• Exercise prompt: Write out the records below word for word, please.

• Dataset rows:
* * * * *

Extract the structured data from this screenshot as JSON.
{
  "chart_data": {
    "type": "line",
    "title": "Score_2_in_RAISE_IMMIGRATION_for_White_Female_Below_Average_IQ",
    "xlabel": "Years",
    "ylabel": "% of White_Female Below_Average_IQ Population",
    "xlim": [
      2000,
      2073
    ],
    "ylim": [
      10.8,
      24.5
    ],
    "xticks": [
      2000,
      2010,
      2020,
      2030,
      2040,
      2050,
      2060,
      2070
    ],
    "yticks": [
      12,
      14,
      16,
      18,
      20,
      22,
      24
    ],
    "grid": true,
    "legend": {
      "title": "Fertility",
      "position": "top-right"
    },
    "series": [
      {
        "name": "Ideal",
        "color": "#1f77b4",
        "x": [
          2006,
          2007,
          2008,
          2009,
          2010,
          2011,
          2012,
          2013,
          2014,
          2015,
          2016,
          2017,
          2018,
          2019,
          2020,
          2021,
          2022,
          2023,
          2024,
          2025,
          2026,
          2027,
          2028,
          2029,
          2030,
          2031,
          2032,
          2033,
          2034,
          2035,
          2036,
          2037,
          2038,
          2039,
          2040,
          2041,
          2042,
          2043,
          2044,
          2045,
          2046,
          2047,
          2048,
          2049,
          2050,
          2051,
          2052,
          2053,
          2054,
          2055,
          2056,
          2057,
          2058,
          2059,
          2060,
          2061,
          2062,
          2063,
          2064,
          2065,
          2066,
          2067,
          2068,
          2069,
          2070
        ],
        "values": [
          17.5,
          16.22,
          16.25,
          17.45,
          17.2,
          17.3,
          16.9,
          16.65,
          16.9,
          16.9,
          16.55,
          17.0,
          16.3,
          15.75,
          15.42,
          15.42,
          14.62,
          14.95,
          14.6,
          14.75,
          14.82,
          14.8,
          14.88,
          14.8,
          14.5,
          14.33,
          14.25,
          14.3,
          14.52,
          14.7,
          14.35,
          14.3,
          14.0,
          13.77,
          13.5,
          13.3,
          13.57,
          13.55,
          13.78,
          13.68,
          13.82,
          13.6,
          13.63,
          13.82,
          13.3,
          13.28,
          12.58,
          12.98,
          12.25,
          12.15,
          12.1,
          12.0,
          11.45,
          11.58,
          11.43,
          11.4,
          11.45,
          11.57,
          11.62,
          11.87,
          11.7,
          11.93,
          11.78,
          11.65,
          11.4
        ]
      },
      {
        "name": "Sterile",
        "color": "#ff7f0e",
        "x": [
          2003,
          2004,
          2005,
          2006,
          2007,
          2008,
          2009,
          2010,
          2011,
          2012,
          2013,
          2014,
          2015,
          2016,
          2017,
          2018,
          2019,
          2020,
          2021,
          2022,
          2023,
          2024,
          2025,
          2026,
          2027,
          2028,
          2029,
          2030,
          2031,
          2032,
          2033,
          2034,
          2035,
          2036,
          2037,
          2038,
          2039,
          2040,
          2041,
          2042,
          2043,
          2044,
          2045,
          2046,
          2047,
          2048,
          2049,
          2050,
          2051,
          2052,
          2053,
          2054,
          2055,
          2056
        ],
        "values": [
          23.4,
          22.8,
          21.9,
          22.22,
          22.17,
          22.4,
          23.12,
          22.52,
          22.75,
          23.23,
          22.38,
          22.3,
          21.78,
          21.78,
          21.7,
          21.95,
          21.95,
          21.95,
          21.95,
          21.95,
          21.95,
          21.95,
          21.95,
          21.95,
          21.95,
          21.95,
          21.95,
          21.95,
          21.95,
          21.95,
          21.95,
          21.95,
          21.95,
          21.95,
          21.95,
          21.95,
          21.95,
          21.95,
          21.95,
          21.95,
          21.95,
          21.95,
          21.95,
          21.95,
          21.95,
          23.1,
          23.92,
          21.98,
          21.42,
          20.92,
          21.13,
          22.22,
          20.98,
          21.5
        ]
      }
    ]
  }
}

* * * * *

• Task response:
Extract the structured data from this screenshot as JSON.
{
  "chart_data": {
    "type": "line",
    "title": "Score_2_in_RAISE_IMMIGRATION_for_White_Female_Below_Average_IQ",
    "xlabel": "Years",
    "ylabel": "% of White_Female Below_Average_IQ Population",
    "xlim": [
      2000,
      2073
    ],
    "ylim": [
      10.8,
      24.5
    ],
    "xticks": [
      2000,
      2010,
      2020,
      2030,
      2040,
      2050,
      2060,
      2070
    ],
    "yticks": [
      12,
      14,
      16,
      18,
      20,
      22,
      24
    ],
    "grid": true,
    "legend": {
      "title": "Fertility",
      "position": "top-right"
    },
    "series": [
      {
        "name": "Ideal",
        "color": "#1f77b4",
        "x": [
          2006,
          2007,
          2008,
          2009,
          2010,
          2011,
          2012,
          2013,
          2014,
          2015,
          2016,
          2017,
          2018,
          2019,
          2020,
          2021,
          2022,
          2023,
          2024,
          2025,
          2026,
          2027,
          2028,
          2029,
          2030,
          2031,
          2032,
          2033,
          2034,
          2035,
          2036,
          2037,
          2038,
          2039,
          2040,
          2041,
          2042,
          2043,
          2044,
          2045,
          2046,
          2047,
          2048,
          2049,
          2050,
          2051,
          2052,
          2053,
          2054,
          2055,
          2056,
          2057,
          2058,
          2059,
          2060,
          2061,
          2062,
          2063,
          2064,
          2065,
          2066,
          2067,
          2068,
          2069,
          2070
        ],
        "values": [
          17.5,
          16.22,
          16.25,
          17.45,
          17.2,
          17.3,
          16.9,
          16.65,
          16.9,
          16.9,
          16.55,
          17.0,
          16.3,
          15.75,
          15.42,
          15.42,
          14.62,
          14.95,
          14.6,
          14.75,
          14.82,
          14.8,
          14.88,
          14.8,
          14.5,
          14.33,
          14.25,
          14.3,
          14.52,
          14.7,
          14.35,
          14.3,
          14.0,
          13.77,
          13.5,
          13.3,
          13.57,
          13.55,
          13.78,
          13.68,
          13.82,
          13.6,
          13.63,
          13.82,
          13.3,
          13.28,
          12.58,
          12.98,
          12.25,
          12.15,
          12.1,
          12.0,
          11.45,
          11.58,
          11.43,
          11.4,
          11.45,
          11.57,
          11.62,
          11.87,
          11.7,
          11.93,
          11.78,
          11.65,
          11.4
        ]
      },
      {
        "name": "Sterile",
        "color": "#ff7f0e",
        "x": [
          2003,
          2004,
          2005,
          2006,
          2007,
          2008,
          2009,
          2010,
          2011,
          2012,
          2013,
          2014,
          2015,
          2016,
          2017,
          2018,
          2019,
          2020,
          2021,
          2022,
          2023,
          2024,
          2025,
          2026,
          2027,
          2028,
          2029,
          2030,
          2031,
          2032,
          2033,
          2034,
          2035,
          2036,
          2037,
          2038,
          2039,
          2040,
          2041,
          2042,
          2043,
          2044,
          2045,
          2046,
          2047,
          2048,
          2049,
          2050,
          2051,
          2052,
          2053,
          2054,
          2055,
          2056
        ],
        "values": [
          23.4,
          22.8,
          21.9,
          22.22,
          22.17,
          22.4,
          23.12,
          22.52,
          22.75,
          23.23,
          22.38,
          22.3,
          21.78,
          21.78,
          21.7,
          21.95,
          21.95,
          21.95,
          21.95,
          21.95,
          21.95,
          21.95,
          21.95,
          21.95,
          21.95,
          21.95,
          21.95,
          21.95,
          21.95,
          21.95,
          21.95,
          21.95,
          21.95,
          21.95,
          21.95,
          21.95,
          21.95,
          21.95,
          21.95,
          21.95,
          21.95,
          21.95,
          21.95,
          21.95,
          21.95,
          23.1,
          23.92,
          21.98,
          21.42,
          20.92,
          21.13,
          22.22,
          20.98,
          21.5
        ]
      }
    ]
  }
}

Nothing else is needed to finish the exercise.